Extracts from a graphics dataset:
◇ ◇ ◇ ◇ ◇ ◇ ◇

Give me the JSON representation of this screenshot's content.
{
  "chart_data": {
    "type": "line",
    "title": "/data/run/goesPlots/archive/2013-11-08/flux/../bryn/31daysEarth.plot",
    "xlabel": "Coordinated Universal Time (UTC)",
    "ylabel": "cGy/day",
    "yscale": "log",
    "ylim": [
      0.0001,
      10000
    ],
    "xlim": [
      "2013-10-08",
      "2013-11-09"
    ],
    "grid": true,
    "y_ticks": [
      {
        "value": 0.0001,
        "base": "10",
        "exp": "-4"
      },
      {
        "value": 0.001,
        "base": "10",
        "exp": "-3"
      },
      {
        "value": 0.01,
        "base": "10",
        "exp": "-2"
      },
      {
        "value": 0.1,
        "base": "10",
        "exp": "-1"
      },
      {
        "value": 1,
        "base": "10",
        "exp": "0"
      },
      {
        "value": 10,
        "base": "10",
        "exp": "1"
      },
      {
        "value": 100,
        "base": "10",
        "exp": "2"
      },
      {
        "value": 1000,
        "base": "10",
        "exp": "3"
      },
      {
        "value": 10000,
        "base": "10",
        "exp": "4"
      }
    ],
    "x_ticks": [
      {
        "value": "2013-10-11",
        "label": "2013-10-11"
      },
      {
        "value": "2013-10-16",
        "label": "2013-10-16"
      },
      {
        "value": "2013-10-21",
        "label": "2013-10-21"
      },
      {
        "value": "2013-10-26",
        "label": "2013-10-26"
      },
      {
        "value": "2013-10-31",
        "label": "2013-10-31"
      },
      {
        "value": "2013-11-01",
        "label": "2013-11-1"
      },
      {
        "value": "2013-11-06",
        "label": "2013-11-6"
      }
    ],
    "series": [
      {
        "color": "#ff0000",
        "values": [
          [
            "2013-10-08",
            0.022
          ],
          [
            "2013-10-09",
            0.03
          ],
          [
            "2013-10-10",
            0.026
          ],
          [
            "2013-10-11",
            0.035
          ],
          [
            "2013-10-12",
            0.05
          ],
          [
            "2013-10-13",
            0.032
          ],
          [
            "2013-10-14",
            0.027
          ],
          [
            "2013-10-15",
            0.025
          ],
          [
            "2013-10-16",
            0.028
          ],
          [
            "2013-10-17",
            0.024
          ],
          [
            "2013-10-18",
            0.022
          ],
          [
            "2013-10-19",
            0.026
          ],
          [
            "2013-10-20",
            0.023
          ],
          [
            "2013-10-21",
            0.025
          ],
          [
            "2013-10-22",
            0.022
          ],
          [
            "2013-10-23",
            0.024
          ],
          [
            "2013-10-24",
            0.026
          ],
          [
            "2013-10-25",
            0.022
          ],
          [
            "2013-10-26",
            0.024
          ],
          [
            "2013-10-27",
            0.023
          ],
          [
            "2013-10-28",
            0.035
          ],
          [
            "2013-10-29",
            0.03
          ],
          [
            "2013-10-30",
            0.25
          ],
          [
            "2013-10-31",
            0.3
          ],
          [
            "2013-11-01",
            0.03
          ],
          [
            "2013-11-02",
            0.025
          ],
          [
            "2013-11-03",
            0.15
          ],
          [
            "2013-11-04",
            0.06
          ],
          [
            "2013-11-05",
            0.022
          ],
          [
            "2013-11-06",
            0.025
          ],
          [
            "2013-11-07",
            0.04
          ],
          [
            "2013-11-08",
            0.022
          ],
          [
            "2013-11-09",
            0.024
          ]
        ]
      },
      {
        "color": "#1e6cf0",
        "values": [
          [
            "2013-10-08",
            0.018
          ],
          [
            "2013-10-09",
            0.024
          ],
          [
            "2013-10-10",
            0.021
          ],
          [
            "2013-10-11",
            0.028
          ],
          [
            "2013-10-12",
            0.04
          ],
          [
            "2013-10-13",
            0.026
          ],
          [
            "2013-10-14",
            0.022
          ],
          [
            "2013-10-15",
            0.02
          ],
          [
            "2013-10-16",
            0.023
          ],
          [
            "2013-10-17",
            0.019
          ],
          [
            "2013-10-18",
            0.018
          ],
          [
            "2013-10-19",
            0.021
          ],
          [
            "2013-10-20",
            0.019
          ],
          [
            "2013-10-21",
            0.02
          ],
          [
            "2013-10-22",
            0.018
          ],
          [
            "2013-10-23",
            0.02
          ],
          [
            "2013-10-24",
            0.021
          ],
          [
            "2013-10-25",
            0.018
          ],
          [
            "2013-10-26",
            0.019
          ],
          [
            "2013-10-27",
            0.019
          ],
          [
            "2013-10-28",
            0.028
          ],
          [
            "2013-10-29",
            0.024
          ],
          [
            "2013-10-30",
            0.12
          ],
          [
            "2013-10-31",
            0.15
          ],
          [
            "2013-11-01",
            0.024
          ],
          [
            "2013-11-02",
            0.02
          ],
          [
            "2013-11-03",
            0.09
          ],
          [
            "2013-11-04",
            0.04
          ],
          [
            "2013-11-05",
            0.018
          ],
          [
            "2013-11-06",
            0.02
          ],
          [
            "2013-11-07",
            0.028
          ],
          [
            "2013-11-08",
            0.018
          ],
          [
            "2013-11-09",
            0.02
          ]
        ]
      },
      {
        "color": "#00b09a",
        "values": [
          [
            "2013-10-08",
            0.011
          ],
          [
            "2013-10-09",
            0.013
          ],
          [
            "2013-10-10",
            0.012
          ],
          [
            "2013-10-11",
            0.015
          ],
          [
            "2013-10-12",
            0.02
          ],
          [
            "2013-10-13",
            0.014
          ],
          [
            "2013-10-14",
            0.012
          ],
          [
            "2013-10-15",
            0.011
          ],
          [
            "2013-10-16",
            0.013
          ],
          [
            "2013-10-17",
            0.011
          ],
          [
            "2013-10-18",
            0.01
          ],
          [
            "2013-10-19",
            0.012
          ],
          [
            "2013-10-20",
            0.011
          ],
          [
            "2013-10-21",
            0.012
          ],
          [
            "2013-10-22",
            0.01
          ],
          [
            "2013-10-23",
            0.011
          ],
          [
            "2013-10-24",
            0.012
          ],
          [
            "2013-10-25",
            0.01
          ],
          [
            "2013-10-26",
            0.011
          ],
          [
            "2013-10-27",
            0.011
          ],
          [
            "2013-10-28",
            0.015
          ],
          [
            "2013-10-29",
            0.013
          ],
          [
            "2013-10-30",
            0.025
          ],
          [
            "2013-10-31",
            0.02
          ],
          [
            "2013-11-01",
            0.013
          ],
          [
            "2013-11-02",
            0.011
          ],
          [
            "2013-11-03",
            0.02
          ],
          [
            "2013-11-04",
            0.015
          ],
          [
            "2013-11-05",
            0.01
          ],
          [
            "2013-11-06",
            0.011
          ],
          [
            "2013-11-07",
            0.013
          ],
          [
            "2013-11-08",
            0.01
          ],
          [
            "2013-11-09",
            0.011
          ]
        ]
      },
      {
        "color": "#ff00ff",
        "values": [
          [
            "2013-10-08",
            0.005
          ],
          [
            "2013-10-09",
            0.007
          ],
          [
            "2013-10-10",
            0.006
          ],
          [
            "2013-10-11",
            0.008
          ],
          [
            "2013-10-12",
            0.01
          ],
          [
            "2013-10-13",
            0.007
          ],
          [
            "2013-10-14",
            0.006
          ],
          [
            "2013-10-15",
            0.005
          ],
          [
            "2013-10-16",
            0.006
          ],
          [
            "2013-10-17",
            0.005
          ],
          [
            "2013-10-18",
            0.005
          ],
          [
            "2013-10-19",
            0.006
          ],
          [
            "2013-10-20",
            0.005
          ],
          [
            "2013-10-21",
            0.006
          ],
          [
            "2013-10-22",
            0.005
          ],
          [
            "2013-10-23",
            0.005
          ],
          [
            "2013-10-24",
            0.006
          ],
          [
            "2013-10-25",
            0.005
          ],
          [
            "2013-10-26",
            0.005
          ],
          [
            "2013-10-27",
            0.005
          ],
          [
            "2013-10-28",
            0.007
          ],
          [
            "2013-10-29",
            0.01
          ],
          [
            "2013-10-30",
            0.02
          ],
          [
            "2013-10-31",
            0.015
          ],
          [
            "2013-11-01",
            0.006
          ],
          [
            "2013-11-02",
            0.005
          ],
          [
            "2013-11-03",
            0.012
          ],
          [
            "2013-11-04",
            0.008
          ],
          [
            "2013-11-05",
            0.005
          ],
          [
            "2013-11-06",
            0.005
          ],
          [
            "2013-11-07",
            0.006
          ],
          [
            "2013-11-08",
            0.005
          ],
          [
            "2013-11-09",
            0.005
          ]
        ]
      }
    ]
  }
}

◇ ◇ ◇ ◇ ◇ ◇ ◇

◆ **Stated goal**: Search the data for "color" and list every line in which it occurs.

◆ **Finished exercise**:
        "color": "#ff0000",
        "color": "#1e6cf0",
        "color": "#00b09a",
        "color": "#ff00ff",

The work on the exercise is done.